_Page extract_
══════

Release Date(s)1981 (November 29, 2022)
Studio(s)United Artists Classics/MGM (Fun City Editions/Vinegar Syndrome)
- Film/Program Grade: A
- Video Grade: B+
- Audio Grade: B+
- Extras Grade: A
Cutter’s Way (aka Cutter and Bone) is in many ways the paradigm of a cult movie. It’s a phoenix that managed to arise out of the ashes of its own failed theatrical release to develop a loyal following among those who would come to recognize it as one of the finest American films of the Eighties. Its breathtakingly cynical take on the corruption of capitalism and the failure of the American dream is the kind of thing that could only come from an outsider’s perspective, in this case expatriate Czech filmmaker Ivan Passer. Like fellow expatriate Billy Wilder before him, Passer was well-equipped to pierce the shroud of idealized nationalism in order to expose the heart of darkness that lies behind the American mythos.
Jeffrey Alan Fiskin’s screenplay for Cutter’s Way was based on the 1976 novel Cutter and Bone by Newton Thornburg. He made great changes to the source material, especially in the final act, but the essence of the story survived. Richard Bone (Jeff Bridges) is an aimless drifter who has been living with his friends Alex and Mo Cutter while ostensibly working as a boat salesman, even though he makes a real living serving as a gigolo for wealthy women. Alex Cutter (John Heard) is a disabled Vietnam veteran who lashes out angrily at an America that used him up and left him behind. They’re an odd couple of friends, with Cutter’s wife Mo (Lisa Eichhorn) caught between the two, and mostly taking comfort in alcohol’s warm embrace. After Bone witnesses the body of a young woman being unceremoniously dumped into the garbage, he begins to suspect that the killer was the corporate tycoon J.J. Cord (Stephen Elliott). While Bone doesn’t have any real proof, Cutter latches onto the situation as an opportunity to strike out at the system, and Cutter’s quixotic quest for revenge against the world will put all three of them in harm’s way.
Cutter’s Way is essentially a mystery story where there’s no real mystery involved. While there may be some ambiguity in the film regarding Cord’s actual guilt or innocence, none of that really matters to Cutter. Cord isn’t even all that important to the disillusioned vet. What does matter to Cutter is that Cord represents the exploitative industrial complex that has profited from people like him and then cast them aside. Cutter’s Way is essentially a neo-noir where the femme fatale is the American dream itself. That’s the only real seductress in the film, taking advantage of the gullible while leaving a trail of broken individuals in its wake. Despite their years of friendship, Cutter has always been disappointed in Bone for just trying to get by and to survive in this corrupt system without doing anything to actively disrupt it. Cutter may be tilting at windmills in his own quest to strike a blow against The Man, but his real mission is to awaken his loyal Sancho Panza out of complacency. By the time that Bone finally figures that out, it may be too late for everyone involved.

══════

[Dataset excerpt]
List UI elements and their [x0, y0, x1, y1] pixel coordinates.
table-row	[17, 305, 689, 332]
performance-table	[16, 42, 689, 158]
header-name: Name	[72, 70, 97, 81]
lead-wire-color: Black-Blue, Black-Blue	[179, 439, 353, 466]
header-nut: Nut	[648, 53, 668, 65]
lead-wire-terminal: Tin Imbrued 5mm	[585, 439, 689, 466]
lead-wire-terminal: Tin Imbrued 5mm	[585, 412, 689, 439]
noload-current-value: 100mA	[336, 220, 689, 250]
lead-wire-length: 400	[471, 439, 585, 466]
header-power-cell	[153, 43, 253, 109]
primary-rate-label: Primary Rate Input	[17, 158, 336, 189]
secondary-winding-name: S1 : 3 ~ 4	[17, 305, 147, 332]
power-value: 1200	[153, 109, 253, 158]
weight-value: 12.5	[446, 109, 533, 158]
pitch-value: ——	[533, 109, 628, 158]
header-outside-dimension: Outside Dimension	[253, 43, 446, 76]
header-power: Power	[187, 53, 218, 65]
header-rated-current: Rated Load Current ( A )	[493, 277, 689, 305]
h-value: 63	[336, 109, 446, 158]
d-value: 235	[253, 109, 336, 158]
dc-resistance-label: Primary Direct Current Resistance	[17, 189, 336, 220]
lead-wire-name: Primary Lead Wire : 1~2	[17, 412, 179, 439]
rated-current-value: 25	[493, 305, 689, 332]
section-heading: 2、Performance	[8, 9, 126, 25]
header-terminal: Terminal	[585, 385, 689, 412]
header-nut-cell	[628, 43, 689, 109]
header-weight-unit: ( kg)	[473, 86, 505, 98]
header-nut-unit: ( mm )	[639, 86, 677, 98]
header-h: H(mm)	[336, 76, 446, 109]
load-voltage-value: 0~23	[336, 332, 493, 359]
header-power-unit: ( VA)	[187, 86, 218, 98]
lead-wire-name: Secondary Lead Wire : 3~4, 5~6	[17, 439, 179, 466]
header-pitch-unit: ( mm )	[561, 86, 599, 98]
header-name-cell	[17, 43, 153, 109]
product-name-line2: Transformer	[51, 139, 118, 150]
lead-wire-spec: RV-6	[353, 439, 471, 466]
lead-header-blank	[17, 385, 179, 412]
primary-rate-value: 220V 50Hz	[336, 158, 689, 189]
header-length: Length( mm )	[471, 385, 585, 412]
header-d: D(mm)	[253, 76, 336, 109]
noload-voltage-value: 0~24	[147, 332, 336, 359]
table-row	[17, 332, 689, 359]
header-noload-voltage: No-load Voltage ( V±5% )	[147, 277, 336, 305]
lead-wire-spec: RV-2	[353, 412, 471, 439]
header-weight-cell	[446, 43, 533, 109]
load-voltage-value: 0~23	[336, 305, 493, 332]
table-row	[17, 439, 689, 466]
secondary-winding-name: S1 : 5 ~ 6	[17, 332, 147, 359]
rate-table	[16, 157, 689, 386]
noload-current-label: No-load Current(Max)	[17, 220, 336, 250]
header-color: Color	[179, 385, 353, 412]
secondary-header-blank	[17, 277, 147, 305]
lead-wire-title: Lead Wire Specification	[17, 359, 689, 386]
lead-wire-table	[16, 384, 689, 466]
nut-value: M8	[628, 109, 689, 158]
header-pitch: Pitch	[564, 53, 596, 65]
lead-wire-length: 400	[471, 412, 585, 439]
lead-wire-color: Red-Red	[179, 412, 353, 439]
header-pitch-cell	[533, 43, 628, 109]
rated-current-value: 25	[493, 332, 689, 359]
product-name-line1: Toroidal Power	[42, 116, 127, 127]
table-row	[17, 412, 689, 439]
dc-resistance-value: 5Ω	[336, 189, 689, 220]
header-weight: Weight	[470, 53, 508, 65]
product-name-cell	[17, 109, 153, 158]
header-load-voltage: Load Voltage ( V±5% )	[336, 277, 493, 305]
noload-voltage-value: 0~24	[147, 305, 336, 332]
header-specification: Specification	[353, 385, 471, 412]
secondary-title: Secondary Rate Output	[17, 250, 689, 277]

══════

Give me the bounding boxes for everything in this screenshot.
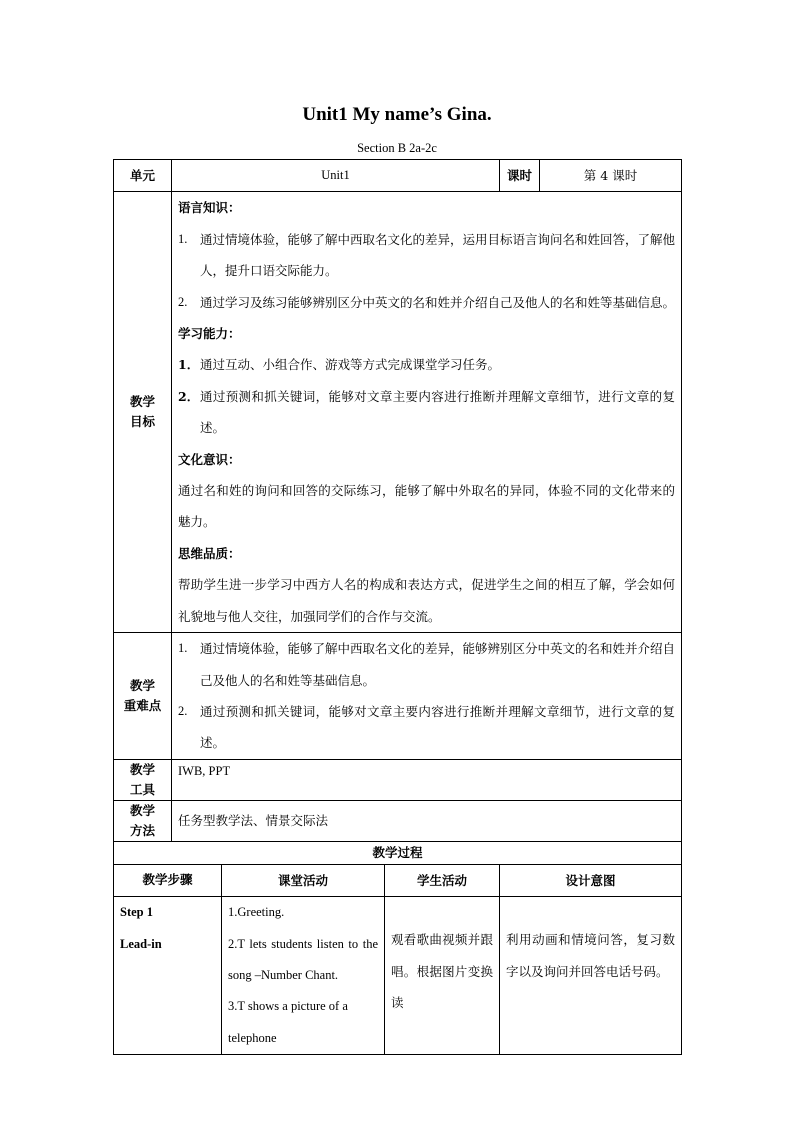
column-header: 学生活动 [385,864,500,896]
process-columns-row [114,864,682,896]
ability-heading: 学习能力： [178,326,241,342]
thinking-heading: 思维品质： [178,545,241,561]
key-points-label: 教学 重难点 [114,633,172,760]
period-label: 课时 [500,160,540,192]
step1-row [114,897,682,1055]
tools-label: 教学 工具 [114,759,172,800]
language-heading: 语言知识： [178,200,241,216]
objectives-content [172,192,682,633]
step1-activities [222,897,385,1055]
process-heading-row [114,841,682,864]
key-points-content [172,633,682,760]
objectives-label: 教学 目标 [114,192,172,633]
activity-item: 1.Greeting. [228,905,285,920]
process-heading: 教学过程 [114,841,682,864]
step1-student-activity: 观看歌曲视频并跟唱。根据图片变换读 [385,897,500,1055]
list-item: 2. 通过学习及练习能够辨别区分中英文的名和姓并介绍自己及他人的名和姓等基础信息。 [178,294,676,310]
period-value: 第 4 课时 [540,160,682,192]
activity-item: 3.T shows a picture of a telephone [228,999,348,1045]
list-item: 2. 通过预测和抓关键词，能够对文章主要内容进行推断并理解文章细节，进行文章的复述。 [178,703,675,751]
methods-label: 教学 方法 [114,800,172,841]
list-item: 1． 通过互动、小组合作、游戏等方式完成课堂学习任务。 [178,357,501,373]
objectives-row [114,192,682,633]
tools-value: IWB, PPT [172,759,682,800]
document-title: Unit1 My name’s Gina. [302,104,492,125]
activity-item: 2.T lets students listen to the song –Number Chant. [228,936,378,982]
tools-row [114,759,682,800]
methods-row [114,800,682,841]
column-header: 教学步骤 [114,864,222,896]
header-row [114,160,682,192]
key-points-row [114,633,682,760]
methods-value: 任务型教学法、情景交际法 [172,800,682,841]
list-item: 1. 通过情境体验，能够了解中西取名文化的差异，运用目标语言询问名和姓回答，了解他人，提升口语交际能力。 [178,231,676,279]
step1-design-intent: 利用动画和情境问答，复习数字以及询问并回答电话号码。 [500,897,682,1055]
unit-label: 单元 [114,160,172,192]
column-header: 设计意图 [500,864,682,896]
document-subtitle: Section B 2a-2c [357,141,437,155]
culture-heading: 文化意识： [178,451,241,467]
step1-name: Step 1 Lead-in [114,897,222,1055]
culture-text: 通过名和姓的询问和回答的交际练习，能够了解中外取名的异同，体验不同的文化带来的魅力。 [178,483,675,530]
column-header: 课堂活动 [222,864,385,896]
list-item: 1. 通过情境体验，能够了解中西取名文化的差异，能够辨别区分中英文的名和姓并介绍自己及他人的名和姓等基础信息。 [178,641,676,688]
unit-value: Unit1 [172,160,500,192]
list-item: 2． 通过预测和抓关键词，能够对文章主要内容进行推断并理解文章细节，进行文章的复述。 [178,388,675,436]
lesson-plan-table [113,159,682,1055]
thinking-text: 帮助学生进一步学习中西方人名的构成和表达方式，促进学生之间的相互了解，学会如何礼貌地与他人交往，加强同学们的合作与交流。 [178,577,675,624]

══════

_Written problem 1_
List every actor the film review names in parentheses after a character's name.
_Written problem 2_
From the records, return the lines from the one with "List UI elements" up to and including the one with "primary-rate-label: Primary Rate", copied verbatim.
The film review and the records are independent of each other.

_Full output 1_
Jeff Bridges, John Heard, Lisa Eichhorn, Stephen Elliott

_Full output 2_
List UI elements and their [x0, y0, x1, y1] pixel coordinates.
table-row	[17, 305, 689, 332]
performance-table	[16, 42, 689, 158]
header-name: Name	[72, 70, 97, 81]
lead-wire-color: Black-Blue, Black-Blue	[179, 439, 353, 466]
header-nut: Nut	[648, 53, 668, 65]
lead-wire-terminal: Tin Imbrued 5mm	[585, 439, 689, 466]
lead-wire-terminal: Tin Imbrued 5mm	[585, 412, 689, 439]
noload-current-value: 100mA	[336, 220, 689, 250]
lead-wire-length: 400	[471, 439, 585, 466]
header-power-cell	[153, 43, 253, 109]
primary-rate-label: Primary Rate Input	[17, 158, 336, 189]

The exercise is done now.